Goal - Copy out each line of the data that holds the word "songs".

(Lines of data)

◇ ◇ ◇ ◇

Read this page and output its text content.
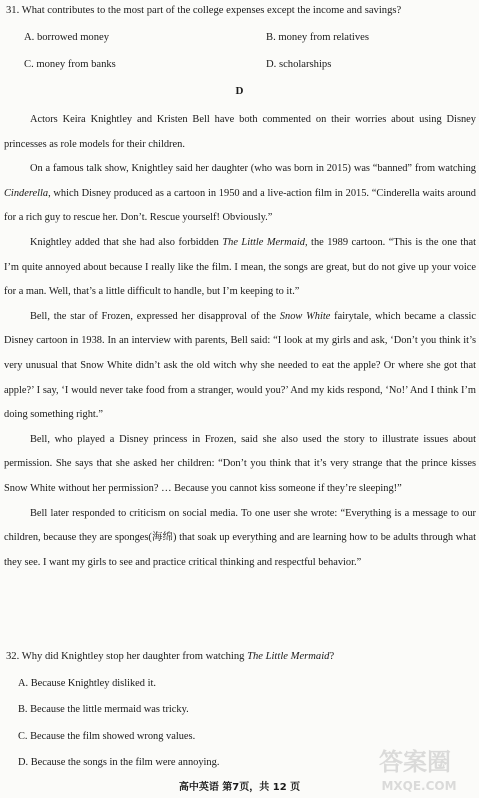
31. What contributes to the most part of the college expenses except the income and savings?
A. borrowed money	B. money from relatives
C. money from banks	D. scholarships
D

Actors Keira Knightley and Kristen Bell have both commented on their worries about using Disney princesses as role models for their children.

On a famous talk show, Knightley said her daughter (who was born in 2015) was “banned” from watching Cinderella, which Disney produced as a cartoon in 1950 and a live-action film in 2015. “Cinderella waits around for a rich guy to rescue her. Don’t. Rescue yourself! Obviously.”

Knightley added that she had also forbidden The Little Mermaid, the 1989 cartoon. “This is the one that I’m quite annoyed about because I really like the film. I mean, the songs are great, but do not give up your voice for a man. Well, that’s a little difficult to handle, but I’m keeping to it.”

Bell, the star of Frozen, expressed her disapproval of the Snow White fairytale, which became a classic Disney cartoon in 1938. In an interview with parents, Bell said: “I look at my girls and ask, ‘Don’t you think it’s very unusual that Snow White didn’t ask the old witch why she needed to eat the apple? Or where she got that apple?’ I say, ‘I would never take food from a stranger, would you?’ And my kids respond, ‘No!’ And I think I’m doing something right.”

Bell, who played a Disney princess in Frozen, said she also used the story to illustrate issues about permission. She says that she asked her children: “Don’t you think that it’s very strange that the prince kisses Snow White without her permission? … Because you cannot kiss someone if they’re sleeping!”

Bell later responded to criticism on social media. To one user she wrote: “Everything is a message to our children, because they are sponges(海绵) that soak up everything and are learning how to be adults through what they see. I want my girls to see and practice critical thinking and respectful behavior.”

32. Why did Knightley stop her daughter from watching The Little Mermaid?
A. Because Knightley disliked it.
B. Because the little mermaid was tricky.
C. Because the film showed wrong values.
D. Because the songs in the film were annoying.
高中英语 第7页，共 12 页
答案圈
MXQE.COM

◇ ◇ ◇ ◇

Correct output -
Knightley added that she had also forbidden The Little Mermaid, the 1989 cartoon. “This is the one that I’m quite annoyed about because I really like the film. I mean, the songs are great, but do not give up your voice for a man. Well, that’s a little difficult to handle, but I’m keeping to it.”
D. Because the songs in the film were annoying.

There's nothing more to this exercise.